**PROVIDED INFORMATION**
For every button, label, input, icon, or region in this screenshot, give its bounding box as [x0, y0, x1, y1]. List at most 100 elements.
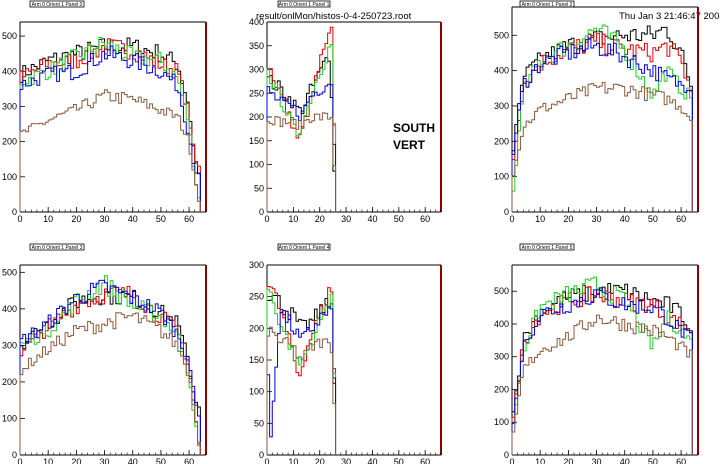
- y-tick-label: 200: [494, 136, 509, 146]
- histogram-series-blue: [266, 83, 337, 212]
- histogram-series-brown: [19, 312, 201, 455]
- x-tick-label: 0: [509, 457, 514, 464]
- x-tick-label: 30: [592, 457, 602, 464]
- y-tick-label: 0: [259, 450, 264, 460]
- x-tick-label: 20: [71, 214, 81, 224]
- histogram-series-red: [511, 32, 693, 212]
- y-tick-label: 0: [12, 450, 17, 460]
- x-tick-label: 60: [184, 214, 194, 224]
- y-tick-label: 250: [249, 292, 264, 302]
- histogram-panel: Arm 0 Orient 1 Panel 2 0 10 20 30 40 50 60 0 100 2…: [494, 0, 699, 224]
- annotation-vert: VERT: [393, 138, 426, 152]
- y-tick-label: 300: [249, 65, 264, 75]
- y-tick-label: 400: [494, 319, 509, 329]
- y-tick-label: 150: [249, 355, 264, 365]
- histogram-series-brown: [511, 314, 693, 455]
- x-tick-label: 50: [648, 457, 658, 464]
- x-tick-label: 40: [620, 214, 630, 224]
- x-tick-label: 60: [676, 457, 686, 464]
- x-tick-label: 20: [563, 457, 573, 464]
- histogram-series-red: [19, 38, 201, 212]
- y-tick-label: 100: [494, 417, 509, 427]
- y-tick-label: 400: [249, 17, 264, 27]
- panel-title-box: [29, 243, 85, 251]
- y-tick-label: 500: [2, 31, 17, 41]
- x-tick-label: 30: [341, 214, 351, 224]
- x-tick-label: 10: [535, 457, 545, 464]
- histogram-series-black: [19, 286, 201, 455]
- histogram-panel: Arm 0 Orient 1 Panel 5 0 10 20 30 40 50 60 0 100 2…: [494, 243, 699, 464]
- y-tick-label: 200: [249, 323, 264, 333]
- y-tick-label: 0: [12, 207, 17, 217]
- x-tick-label: 10: [535, 214, 545, 224]
- y-tick-label: 200: [2, 137, 17, 147]
- y-tick-label: 400: [2, 304, 17, 314]
- x-tick-label: 30: [341, 457, 351, 464]
- panel-title-box: [277, 0, 331, 8]
- x-tick-label: 0: [509, 214, 514, 224]
- x-tick-label: 30: [100, 457, 110, 464]
- histogram-series-red: [511, 286, 693, 455]
- histogram-series-brown: [266, 112, 337, 212]
- y-tick-label: 200: [494, 384, 509, 394]
- x-tick-label: 10: [43, 214, 53, 224]
- x-tick-label: 60: [420, 457, 430, 464]
- histogram-series-black: [511, 283, 693, 455]
- y-tick-label: 50: [254, 418, 264, 428]
- x-tick-label: 50: [394, 214, 404, 224]
- histogram-series-blue: [511, 287, 693, 455]
- x-tick-label: 60: [420, 214, 430, 224]
- x-tick-label: 20: [315, 457, 325, 464]
- y-tick-label: 200: [2, 377, 17, 387]
- x-tick-label: 40: [128, 214, 138, 224]
- panel-title: Arm 0 Orient 1 Panel 4: [279, 245, 330, 251]
- histogram-series-green: [19, 36, 201, 212]
- y-tick-label: 0: [504, 450, 509, 460]
- histogram-series-brown: [511, 81, 693, 212]
- x-tick-label: 50: [156, 457, 166, 464]
- y-tick-label: 200: [249, 112, 264, 122]
- x-tick-label: 0: [17, 214, 22, 224]
- y-tick-label: 0: [504, 207, 509, 217]
- y-tick-label: 50: [254, 183, 264, 193]
- x-tick-label: 30: [100, 214, 110, 224]
- histogram-series-blue: [19, 45, 201, 212]
- y-tick-label: 500: [494, 30, 509, 40]
- annotation-south: SOUTH: [393, 121, 435, 135]
- histogram-panel: Arm 0 Orient 1 Panel 4 0 10 20 30 40 50 60 0 50 10…: [249, 243, 442, 464]
- x-tick-label: 10: [288, 214, 298, 224]
- histogram-series-blue: [511, 37, 693, 212]
- x-tick-label: 20: [71, 457, 81, 464]
- histogram-series-blue: [19, 279, 201, 455]
- histogram-panel: Arm 0 Orient 1 Panel 3 0 10 20 30 40 50 60 0 100 2…: [2, 243, 207, 464]
- y-tick-label: 500: [2, 267, 17, 277]
- histogram-series-blue: [266, 306, 337, 455]
- y-tick-label: 300: [2, 340, 17, 350]
- y-tick-label: 100: [494, 172, 509, 182]
- file-path-label: result/onlMon/histos-0-4-250723.root: [256, 11, 412, 22]
- x-tick-label: 40: [367, 457, 377, 464]
- y-tick-label: 400: [2, 66, 17, 76]
- panel-title: Arm 0 Orient 1 Panel 2: [522, 2, 573, 8]
- y-tick-label: 150: [249, 136, 264, 146]
- histogram-series-brown: [19, 89, 201, 212]
- y-tick-label: 100: [2, 172, 17, 182]
- y-tick-label: 350: [249, 41, 264, 51]
- histogram-panel: Arm 0 Orient 1 Panel 1 0 10 20 30 40 50 60 0 50 10…: [249, 0, 442, 224]
- histogram-series-black: [511, 25, 693, 212]
- x-tick-label: 10: [43, 457, 53, 464]
- x-tick-label: 50: [648, 214, 658, 224]
- histogram-panel: Arm 0 Orient 1 Panel 0 0 10 20 30 40 50 60 0 100 2…: [2, 0, 207, 224]
- histogram-series-green: [511, 276, 693, 455]
- x-tick-label: 20: [563, 214, 573, 224]
- y-tick-label: 400: [494, 66, 509, 76]
- x-tick-label: 40: [128, 457, 138, 464]
- x-tick-label: 50: [156, 214, 166, 224]
- panel-title: Arm 0 Orient 1 Panel 1: [279, 2, 330, 8]
- x-tick-label: 60: [184, 457, 194, 464]
- y-tick-label: 250: [249, 88, 264, 98]
- y-tick-label: 100: [249, 160, 264, 170]
- y-tick-label: 500: [494, 286, 509, 296]
- timestamp-label: Thu Jan 3 21:46:47 2008: [619, 11, 720, 22]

**EXERCISE DIRECTIONS**
Copy every row above verbatim, leaving out the pictures.

**FINAL ANSWER**
For every button, label, input, icon, or region in this screenshot, give its bounding box as [x0, y0, x1, y1]. List at most 100 elements.
- y-tick-label: 200: [494, 136, 509, 146]
- histogram-series-blue: [266, 83, 337, 212]
- histogram-series-brown: [19, 312, 201, 455]
- x-tick-label: 0: [509, 457, 514, 464]
- x-tick-label: 30: [592, 457, 602, 464]
- y-tick-label: 0: [259, 450, 264, 460]
- x-tick-label: 20: [71, 214, 81, 224]
- histogram-series-red: [511, 32, 693, 212]
- y-tick-label: 0: [12, 450, 17, 460]
- x-tick-label: 60: [184, 214, 194, 224]
- y-tick-label: 250: [249, 292, 264, 302]
- histogram-panel: Arm 0 Orient 1 Panel 2 0 10 20 30 40 50 60 0 100 2…: [494, 0, 699, 224]
- annotation-vert: VERT: [393, 138, 426, 152]
- y-tick-label: 300: [249, 65, 264, 75]
- y-tick-label: 400: [494, 319, 509, 329]
- y-tick-label: 150: [249, 355, 264, 365]
- histogram-series-brown: [511, 314, 693, 455]
- x-tick-label: 50: [648, 457, 658, 464]
- x-tick-label: 40: [620, 214, 630, 224]
- x-tick-label: 60: [676, 457, 686, 464]
- x-tick-label: 20: [563, 457, 573, 464]
- histogram-series-red: [19, 38, 201, 212]
- y-tick-label: 100: [494, 417, 509, 427]
- y-tick-label: 400: [249, 17, 264, 27]
- panel-title-box: [29, 243, 85, 251]
- y-tick-label: 500: [2, 31, 17, 41]
- x-tick-label: 30: [341, 214, 351, 224]
- x-tick-label: 10: [535, 457, 545, 464]
- histogram-series-black: [19, 286, 201, 455]
- histogram-panel: Arm 0 Orient 1 Panel 5 0 10 20 30 40 50 60 0 100 2…: [494, 243, 699, 464]
- y-tick-label: 200: [249, 323, 264, 333]
- y-tick-label: 0: [12, 207, 17, 217]
- x-tick-label: 10: [535, 214, 545, 224]
- y-tick-label: 200: [2, 137, 17, 147]
- y-tick-label: 400: [2, 304, 17, 314]
- x-tick-label: 30: [341, 457, 351, 464]
- panel-title-box: [277, 0, 331, 8]
- x-tick-label: 0: [509, 214, 514, 224]
- x-tick-label: 30: [100, 457, 110, 464]
- histogram-series-red: [511, 286, 693, 455]
- histogram-series-brown: [266, 112, 337, 212]
- y-tick-label: 200: [494, 384, 509, 394]
- x-tick-label: 10: [43, 214, 53, 224]
- x-tick-label: 60: [420, 457, 430, 464]
- histogram-series-black: [511, 283, 693, 455]
- y-tick-label: 50: [254, 418, 264, 428]
- x-tick-label: 50: [394, 214, 404, 224]
- histogram-series-blue: [511, 287, 693, 455]
- x-tick-label: 60: [420, 214, 430, 224]
- x-tick-label: 20: [315, 457, 325, 464]
- y-tick-label: 200: [2, 377, 17, 387]
- x-tick-label: 40: [128, 214, 138, 224]
- panel-title: Arm 0 Orient 1 Panel 4: [279, 245, 330, 251]
- histogram-series-green: [19, 36, 201, 212]
- y-tick-label: 0: [504, 450, 509, 460]
- histogram-series-brown: [511, 81, 693, 212]
- x-tick-label: 50: [156, 457, 166, 464]
- y-tick-label: 200: [249, 112, 264, 122]
- x-tick-label: 0: [17, 214, 22, 224]
- y-tick-label: 0: [504, 207, 509, 217]
- y-tick-label: 50: [254, 183, 264, 193]
- x-tick-label: 30: [100, 214, 110, 224]
- histogram-series-blue: [19, 45, 201, 212]
- y-tick-label: 500: [494, 30, 509, 40]
- annotation-south: SOUTH: [393, 121, 435, 135]
- histogram-panel: Arm 0 Orient 1 Panel 4 0 10 20 30 40 50 60 0 50 10…: [249, 243, 442, 464]
- x-tick-label: 10: [288, 214, 298, 224]
- histogram-series-blue: [511, 37, 693, 212]
- x-tick-label: 20: [71, 457, 81, 464]
- histogram-series-blue: [19, 279, 201, 455]
- histogram-panel: Arm 0 Orient 1 Panel 3 0 10 20 30 40 50 60 0 100 2…: [2, 243, 207, 464]
- y-tick-label: 500: [2, 267, 17, 277]
- histogram-series-blue: [266, 306, 337, 455]
- y-tick-label: 300: [2, 340, 17, 350]
- y-tick-label: 100: [494, 172, 509, 182]
- file-path-label: result/onlMon/histos-0-4-250723.root: [256, 11, 412, 22]
- x-tick-label: 40: [367, 457, 377, 464]
- y-tick-label: 400: [2, 66, 17, 76]
- panel-title: Arm 0 Orient 1 Panel 2: [522, 2, 573, 8]
- y-tick-label: 150: [249, 136, 264, 146]
- histogram-series-brown: [19, 89, 201, 212]
- y-tick-label: 100: [2, 172, 17, 182]
- y-tick-label: 350: [249, 41, 264, 51]
- histogram-panel: Arm 0 Orient 1 Panel 1 0 10 20 30 40 50 60 0 50 10…: [249, 0, 442, 224]
- histogram-series-black: [511, 25, 693, 212]
- x-tick-label: 10: [43, 457, 53, 464]
- x-tick-label: 50: [648, 214, 658, 224]
- histogram-panel: Arm 0 Orient 1 Panel 0 0 10 20 30 40 50 60 0 100 2…: [2, 0, 207, 224]
- histogram-series-green: [511, 276, 693, 455]
- x-tick-label: 20: [563, 214, 573, 224]
- y-tick-label: 400: [494, 66, 509, 76]
- x-tick-label: 40: [128, 457, 138, 464]
- x-tick-label: 50: [156, 214, 166, 224]
- panel-title: Arm 0 Orient 1 Panel 1: [279, 2, 330, 8]
- x-tick-label: 60: [184, 457, 194, 464]
- y-tick-label: 250: [249, 88, 264, 98]
- y-tick-label: 100: [249, 160, 264, 170]
- y-tick-label: 500: [494, 286, 509, 296]
- timestamp-label: Thu Jan 3 21:46:47 2008: [619, 11, 720, 22]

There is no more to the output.